### WORK INSTRUCTIONS
Collect every line below that contains the word "contrario".

### RECORDS TO PROCESS
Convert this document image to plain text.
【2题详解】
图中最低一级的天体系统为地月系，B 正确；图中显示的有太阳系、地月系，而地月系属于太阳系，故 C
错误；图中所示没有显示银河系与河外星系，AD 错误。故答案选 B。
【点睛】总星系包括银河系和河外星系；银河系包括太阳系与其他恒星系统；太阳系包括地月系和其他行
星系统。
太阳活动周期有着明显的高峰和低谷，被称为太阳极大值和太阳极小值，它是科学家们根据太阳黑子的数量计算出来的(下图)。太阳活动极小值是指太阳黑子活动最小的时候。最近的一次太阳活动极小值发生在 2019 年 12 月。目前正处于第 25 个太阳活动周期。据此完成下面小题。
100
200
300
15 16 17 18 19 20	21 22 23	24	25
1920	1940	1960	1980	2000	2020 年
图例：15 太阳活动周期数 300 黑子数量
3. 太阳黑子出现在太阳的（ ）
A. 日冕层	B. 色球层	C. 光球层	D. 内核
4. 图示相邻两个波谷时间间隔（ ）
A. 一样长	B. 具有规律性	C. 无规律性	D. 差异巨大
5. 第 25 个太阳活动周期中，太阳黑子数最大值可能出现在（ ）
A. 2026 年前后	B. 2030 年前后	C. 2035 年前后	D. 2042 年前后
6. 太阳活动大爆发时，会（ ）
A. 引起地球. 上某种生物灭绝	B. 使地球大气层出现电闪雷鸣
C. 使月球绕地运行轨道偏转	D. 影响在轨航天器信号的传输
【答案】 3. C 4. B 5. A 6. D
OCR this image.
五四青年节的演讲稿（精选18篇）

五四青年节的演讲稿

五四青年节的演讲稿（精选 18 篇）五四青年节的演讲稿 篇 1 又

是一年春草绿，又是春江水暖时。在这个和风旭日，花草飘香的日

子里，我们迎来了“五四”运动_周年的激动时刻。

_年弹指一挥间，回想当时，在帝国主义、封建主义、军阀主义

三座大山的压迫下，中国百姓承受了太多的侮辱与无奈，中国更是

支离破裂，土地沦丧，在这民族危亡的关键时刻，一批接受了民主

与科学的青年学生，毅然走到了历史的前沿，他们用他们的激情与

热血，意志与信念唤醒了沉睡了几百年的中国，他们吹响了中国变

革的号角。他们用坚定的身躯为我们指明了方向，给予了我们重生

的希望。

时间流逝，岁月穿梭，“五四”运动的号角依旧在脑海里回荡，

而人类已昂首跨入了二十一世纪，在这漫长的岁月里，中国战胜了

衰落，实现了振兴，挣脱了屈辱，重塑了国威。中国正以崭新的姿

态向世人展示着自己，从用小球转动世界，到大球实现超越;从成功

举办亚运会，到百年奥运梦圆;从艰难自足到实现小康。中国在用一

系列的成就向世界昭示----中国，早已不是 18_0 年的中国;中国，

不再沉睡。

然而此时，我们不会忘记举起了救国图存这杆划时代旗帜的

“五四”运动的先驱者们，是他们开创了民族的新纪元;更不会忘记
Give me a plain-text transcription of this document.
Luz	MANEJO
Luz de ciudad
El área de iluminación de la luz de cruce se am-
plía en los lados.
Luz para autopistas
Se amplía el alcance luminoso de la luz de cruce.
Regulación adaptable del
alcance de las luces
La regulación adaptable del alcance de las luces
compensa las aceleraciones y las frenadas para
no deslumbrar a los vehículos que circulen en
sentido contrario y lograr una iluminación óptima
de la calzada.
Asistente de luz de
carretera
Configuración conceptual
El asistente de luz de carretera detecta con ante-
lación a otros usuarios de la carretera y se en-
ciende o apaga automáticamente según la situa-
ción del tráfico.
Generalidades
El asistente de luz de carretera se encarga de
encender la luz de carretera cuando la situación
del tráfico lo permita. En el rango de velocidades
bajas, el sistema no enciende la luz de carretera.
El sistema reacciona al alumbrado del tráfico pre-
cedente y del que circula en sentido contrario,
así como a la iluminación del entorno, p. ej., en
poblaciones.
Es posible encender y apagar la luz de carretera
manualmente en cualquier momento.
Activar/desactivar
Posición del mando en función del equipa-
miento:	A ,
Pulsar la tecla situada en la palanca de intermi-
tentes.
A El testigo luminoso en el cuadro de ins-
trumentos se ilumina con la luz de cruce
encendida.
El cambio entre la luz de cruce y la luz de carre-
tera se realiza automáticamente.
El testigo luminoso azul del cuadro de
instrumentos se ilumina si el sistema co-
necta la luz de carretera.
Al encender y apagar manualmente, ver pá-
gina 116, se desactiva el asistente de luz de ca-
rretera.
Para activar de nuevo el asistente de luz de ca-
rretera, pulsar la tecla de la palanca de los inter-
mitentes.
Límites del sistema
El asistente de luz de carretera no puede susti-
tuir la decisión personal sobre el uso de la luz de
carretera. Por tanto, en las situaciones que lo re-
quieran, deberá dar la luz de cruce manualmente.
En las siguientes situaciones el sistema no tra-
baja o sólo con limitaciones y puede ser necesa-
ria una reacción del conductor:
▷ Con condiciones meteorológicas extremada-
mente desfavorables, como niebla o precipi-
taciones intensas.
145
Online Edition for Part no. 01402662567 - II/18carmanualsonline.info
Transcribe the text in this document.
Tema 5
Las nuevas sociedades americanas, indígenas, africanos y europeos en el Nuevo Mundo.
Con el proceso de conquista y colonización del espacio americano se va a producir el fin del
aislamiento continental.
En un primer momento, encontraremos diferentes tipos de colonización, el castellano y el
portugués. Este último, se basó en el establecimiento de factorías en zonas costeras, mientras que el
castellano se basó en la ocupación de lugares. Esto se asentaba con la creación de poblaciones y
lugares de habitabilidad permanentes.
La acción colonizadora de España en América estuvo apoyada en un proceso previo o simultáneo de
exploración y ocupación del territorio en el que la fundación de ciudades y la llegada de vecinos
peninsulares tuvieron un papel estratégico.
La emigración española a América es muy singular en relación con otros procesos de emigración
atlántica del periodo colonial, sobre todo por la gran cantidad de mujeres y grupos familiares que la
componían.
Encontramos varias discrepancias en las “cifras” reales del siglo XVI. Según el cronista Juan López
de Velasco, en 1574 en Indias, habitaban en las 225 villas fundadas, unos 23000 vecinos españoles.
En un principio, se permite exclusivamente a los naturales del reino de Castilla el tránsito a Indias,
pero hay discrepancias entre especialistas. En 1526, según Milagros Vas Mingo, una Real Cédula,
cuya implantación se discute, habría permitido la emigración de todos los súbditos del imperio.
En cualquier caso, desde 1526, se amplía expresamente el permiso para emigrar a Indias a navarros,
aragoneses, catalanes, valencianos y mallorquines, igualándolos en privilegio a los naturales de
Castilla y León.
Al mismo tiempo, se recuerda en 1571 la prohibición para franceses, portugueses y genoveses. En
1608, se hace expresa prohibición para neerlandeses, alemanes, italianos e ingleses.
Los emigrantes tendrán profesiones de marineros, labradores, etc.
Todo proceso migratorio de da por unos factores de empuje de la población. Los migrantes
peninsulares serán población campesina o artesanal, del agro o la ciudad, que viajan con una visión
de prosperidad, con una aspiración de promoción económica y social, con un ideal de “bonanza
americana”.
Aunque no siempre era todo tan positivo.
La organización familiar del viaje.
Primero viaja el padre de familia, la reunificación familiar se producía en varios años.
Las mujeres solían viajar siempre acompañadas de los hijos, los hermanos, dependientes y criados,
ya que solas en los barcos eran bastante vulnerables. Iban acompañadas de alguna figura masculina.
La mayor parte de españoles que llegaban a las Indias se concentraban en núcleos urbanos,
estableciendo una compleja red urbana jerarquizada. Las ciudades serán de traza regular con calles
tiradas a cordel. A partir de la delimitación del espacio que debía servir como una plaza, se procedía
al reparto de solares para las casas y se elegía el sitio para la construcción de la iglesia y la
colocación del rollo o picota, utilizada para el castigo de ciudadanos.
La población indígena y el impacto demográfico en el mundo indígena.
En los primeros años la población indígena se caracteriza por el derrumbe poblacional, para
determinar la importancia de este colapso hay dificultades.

### COMPLETE OUTPUT
sentido contrario y lograr una iluminación óptima
cedente y del que circula en sentido contrario,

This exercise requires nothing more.